Given instruction:
Transcribe the data in full and exactly, omitting any pictures.

** BEGIN Provided material **

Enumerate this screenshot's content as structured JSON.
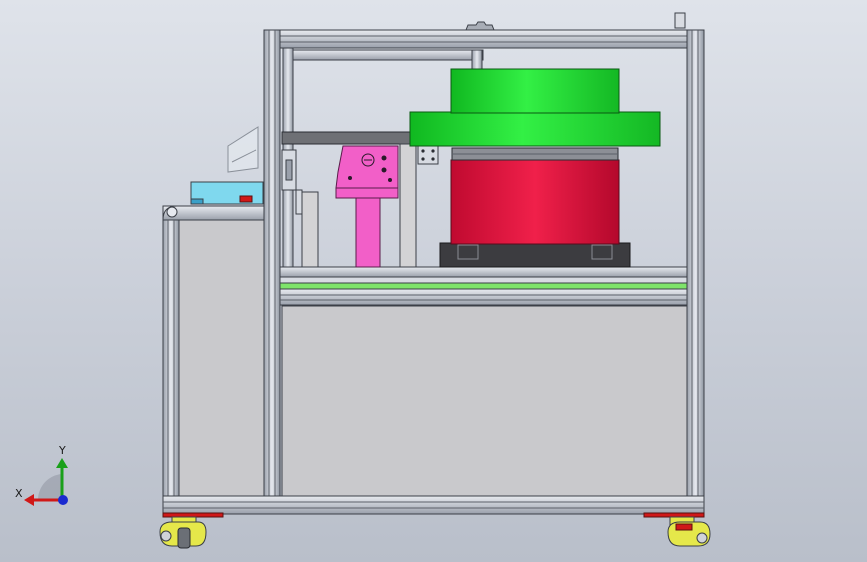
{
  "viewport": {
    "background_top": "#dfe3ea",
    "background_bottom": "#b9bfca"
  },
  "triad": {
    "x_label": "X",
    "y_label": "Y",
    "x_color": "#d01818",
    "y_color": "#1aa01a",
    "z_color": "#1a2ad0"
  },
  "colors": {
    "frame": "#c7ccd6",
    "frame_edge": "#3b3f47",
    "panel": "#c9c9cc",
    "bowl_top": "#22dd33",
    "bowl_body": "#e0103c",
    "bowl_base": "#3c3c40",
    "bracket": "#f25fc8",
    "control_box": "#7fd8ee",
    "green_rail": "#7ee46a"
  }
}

** END Provided material **

Finished exercise:
Enumerate this screenshot's content as structured JSON.
{
  "viewport": {
    "background_top": "#dfe3ea",
    "background_bottom": "#b9bfca"
  },
  "triad": {
    "x_label": "X",
    "y_label": "Y",
    "x_color": "#d01818",
    "y_color": "#1aa01a",
    "z_color": "#1a2ad0"
  },
  "colors": {
    "frame": "#c7ccd6",
    "frame_edge": "#3b3f47",
    "panel": "#c9c9cc",
    "bowl_top": "#22dd33",
    "bowl_body": "#e0103c",
    "bowl_base": "#3c3c40",
    "bracket": "#f25fc8",
    "control_box": "#7fd8ee",
    "green_rail": "#7ee46a"
  }
}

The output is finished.